# DATA EXCERPTS
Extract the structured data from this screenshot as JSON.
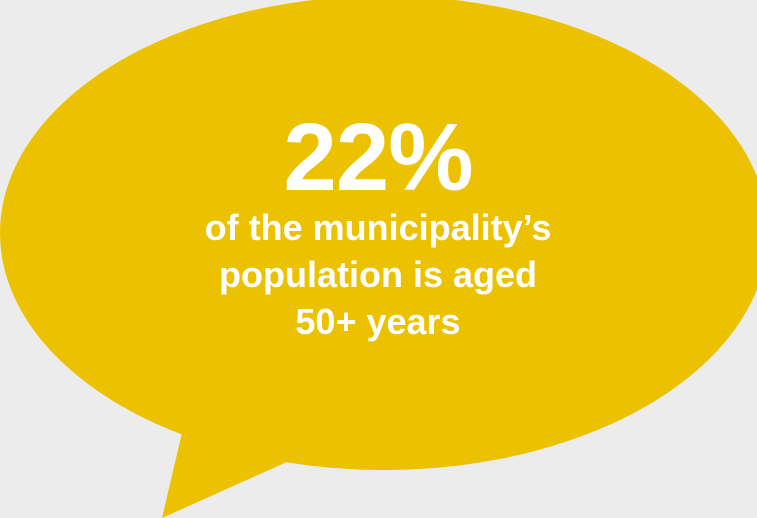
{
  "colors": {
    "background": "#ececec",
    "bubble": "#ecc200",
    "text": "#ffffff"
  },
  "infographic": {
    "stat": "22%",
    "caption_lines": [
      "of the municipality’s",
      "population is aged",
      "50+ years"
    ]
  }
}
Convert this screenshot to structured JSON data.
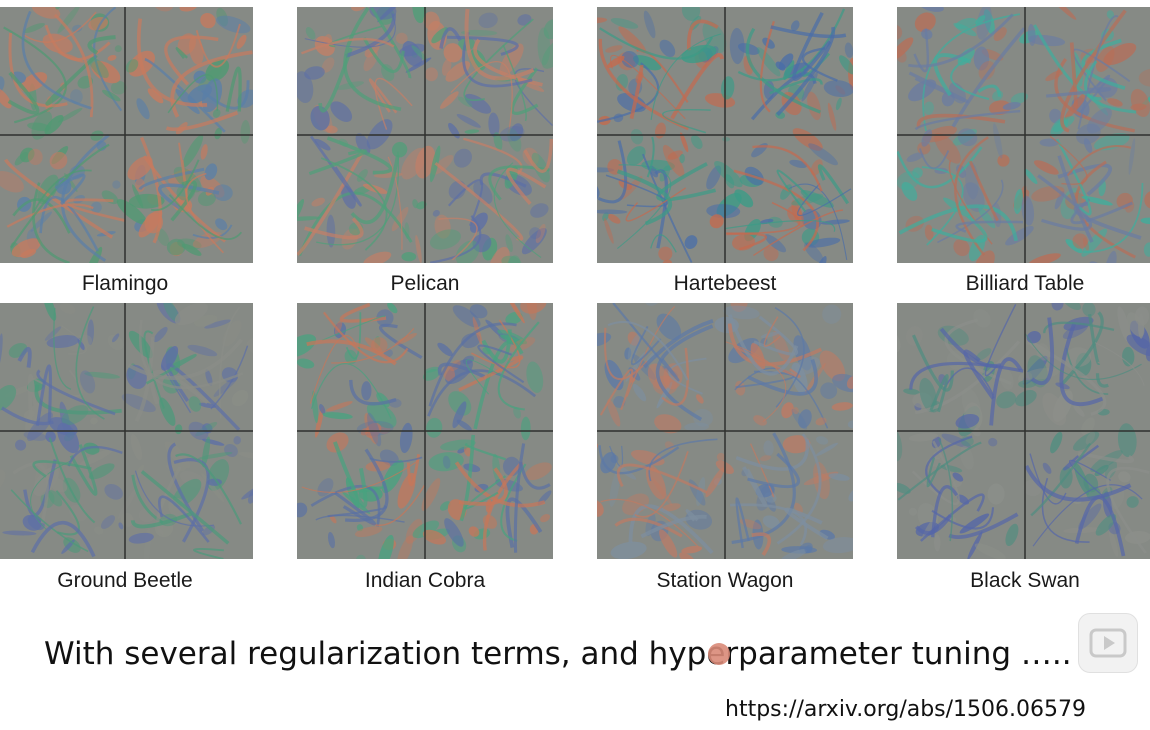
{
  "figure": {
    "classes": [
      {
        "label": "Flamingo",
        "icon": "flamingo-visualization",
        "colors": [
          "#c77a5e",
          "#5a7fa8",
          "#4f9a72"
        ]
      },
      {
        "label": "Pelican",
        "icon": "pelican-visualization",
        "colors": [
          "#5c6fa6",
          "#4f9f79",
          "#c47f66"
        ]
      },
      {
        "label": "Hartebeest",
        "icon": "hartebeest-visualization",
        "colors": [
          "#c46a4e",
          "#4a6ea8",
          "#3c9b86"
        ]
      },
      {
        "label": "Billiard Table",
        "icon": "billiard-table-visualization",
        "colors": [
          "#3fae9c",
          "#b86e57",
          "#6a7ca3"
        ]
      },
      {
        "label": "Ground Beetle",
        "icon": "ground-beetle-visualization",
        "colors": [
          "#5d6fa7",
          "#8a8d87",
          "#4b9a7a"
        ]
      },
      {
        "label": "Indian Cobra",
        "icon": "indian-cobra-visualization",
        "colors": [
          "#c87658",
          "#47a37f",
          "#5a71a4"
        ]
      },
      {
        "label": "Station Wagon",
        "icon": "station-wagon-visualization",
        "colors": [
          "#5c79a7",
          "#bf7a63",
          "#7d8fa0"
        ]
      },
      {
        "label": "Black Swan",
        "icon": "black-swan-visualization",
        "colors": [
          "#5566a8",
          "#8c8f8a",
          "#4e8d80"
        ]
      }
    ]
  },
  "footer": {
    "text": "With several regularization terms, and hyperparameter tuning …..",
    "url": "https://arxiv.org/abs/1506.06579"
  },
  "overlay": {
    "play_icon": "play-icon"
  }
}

# WHAT THIS TASK INVOLVES
Check each line above for the word "JSON" and copy the ones that have it.

# REPLY TO THE TASK
Extract the structured data from this screenshot as JSON.
Convert this screenshot to structured JSON data.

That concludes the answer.